◆ **Data entries**:
[start]
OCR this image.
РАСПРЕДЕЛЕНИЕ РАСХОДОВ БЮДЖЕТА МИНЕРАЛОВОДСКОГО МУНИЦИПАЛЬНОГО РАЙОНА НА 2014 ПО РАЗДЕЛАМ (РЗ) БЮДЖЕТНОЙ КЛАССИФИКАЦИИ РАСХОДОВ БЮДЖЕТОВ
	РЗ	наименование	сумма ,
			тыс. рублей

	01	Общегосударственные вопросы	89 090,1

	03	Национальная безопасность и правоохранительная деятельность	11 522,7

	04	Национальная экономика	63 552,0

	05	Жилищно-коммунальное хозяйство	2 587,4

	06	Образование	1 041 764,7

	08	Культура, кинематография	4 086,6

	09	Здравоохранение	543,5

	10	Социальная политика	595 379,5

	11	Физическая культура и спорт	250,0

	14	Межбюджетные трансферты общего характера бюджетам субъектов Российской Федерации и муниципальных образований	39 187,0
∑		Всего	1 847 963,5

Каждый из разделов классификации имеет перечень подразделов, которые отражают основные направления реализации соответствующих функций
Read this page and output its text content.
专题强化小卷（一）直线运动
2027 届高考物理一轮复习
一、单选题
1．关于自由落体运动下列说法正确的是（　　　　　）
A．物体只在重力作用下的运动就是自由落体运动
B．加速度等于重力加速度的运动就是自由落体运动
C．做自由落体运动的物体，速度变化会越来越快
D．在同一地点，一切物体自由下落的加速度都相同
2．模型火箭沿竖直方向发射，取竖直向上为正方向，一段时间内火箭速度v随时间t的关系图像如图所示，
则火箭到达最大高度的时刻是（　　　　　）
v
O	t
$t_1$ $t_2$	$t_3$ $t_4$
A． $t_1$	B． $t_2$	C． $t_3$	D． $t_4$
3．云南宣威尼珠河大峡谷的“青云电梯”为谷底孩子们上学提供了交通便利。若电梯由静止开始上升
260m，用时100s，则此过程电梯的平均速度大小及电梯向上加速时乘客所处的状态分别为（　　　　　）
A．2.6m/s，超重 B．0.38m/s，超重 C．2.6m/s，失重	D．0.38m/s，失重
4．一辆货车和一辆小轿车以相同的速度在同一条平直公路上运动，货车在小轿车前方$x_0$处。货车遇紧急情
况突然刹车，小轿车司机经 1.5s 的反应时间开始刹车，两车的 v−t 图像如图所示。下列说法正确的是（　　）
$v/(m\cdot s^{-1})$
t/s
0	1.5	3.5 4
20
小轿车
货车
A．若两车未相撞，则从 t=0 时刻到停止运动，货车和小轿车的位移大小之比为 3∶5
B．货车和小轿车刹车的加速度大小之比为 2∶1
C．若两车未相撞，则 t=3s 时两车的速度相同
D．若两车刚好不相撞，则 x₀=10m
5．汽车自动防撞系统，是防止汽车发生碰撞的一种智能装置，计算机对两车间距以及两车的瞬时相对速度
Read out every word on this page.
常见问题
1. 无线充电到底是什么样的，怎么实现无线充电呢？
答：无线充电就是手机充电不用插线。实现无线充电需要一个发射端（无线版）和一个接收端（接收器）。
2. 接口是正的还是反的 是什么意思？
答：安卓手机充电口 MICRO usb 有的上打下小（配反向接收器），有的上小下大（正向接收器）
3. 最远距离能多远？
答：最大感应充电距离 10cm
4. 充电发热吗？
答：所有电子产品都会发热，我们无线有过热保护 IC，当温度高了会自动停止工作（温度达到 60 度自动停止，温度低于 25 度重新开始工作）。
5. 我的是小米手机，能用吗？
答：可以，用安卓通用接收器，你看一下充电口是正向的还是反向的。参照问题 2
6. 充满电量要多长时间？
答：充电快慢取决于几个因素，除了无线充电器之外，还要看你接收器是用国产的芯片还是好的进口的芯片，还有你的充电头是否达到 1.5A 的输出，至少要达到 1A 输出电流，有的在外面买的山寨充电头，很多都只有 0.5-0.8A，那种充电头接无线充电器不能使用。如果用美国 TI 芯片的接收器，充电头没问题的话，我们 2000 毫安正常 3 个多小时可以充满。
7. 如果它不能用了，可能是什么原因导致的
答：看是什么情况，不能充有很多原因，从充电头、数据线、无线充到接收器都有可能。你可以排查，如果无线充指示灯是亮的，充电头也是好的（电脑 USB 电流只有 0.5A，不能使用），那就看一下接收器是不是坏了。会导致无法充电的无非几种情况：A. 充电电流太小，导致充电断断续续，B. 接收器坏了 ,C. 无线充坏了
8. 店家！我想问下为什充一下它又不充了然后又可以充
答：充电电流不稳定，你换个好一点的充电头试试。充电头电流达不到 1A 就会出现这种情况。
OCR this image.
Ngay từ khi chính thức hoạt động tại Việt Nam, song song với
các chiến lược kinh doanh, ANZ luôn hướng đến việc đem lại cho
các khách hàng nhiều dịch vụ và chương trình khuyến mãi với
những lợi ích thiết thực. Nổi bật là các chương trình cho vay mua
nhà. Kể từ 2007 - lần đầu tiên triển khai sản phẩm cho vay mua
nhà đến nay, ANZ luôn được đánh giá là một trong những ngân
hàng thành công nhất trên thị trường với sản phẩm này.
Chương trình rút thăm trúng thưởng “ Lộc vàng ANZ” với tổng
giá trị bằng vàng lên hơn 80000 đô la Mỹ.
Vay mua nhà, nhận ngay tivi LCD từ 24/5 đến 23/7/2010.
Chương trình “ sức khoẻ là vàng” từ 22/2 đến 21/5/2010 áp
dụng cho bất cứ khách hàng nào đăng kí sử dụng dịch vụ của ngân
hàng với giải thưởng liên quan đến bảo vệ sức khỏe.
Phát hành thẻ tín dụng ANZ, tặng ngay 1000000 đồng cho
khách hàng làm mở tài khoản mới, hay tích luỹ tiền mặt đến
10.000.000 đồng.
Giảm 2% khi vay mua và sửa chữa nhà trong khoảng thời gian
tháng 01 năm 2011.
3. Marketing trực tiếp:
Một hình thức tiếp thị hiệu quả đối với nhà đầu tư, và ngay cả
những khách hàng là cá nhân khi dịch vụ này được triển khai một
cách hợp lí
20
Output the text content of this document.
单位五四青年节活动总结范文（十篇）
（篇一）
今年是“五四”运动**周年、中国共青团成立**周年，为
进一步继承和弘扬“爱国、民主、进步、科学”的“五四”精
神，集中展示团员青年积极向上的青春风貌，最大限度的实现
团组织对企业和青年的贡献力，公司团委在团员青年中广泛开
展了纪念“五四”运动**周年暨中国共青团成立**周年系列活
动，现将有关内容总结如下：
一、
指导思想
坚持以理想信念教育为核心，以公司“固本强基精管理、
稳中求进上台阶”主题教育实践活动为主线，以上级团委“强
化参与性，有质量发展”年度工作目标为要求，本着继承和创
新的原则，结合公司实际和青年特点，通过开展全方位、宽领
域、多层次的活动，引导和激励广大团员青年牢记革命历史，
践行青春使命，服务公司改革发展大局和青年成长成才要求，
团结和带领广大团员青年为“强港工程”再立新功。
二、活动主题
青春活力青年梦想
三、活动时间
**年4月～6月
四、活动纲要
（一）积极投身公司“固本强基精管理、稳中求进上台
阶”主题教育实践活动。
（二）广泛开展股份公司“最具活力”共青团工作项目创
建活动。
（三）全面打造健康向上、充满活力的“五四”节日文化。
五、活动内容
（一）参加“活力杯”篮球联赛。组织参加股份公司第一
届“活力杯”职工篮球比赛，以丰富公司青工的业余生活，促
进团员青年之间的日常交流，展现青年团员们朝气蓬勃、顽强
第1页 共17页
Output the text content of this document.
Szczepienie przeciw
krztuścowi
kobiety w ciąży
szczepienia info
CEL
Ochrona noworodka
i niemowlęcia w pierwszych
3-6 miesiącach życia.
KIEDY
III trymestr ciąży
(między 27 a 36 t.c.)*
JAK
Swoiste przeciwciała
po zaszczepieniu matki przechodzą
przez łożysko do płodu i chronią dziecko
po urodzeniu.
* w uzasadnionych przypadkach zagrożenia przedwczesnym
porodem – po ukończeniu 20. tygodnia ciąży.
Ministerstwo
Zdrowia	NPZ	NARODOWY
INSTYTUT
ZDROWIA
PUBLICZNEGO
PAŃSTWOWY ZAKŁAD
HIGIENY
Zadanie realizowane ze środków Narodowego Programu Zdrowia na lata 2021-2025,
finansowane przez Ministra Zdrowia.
[end]
◆ **What you have to do**:
In the entries above, find every line with the word "phẩm" and list it.

◆ **The output**:
nhà. Kể từ 2007 - lần đầu tiên triển khai sản phẩm cho vay mua
hàng thành công nhất trên thị trường với sản phẩm này.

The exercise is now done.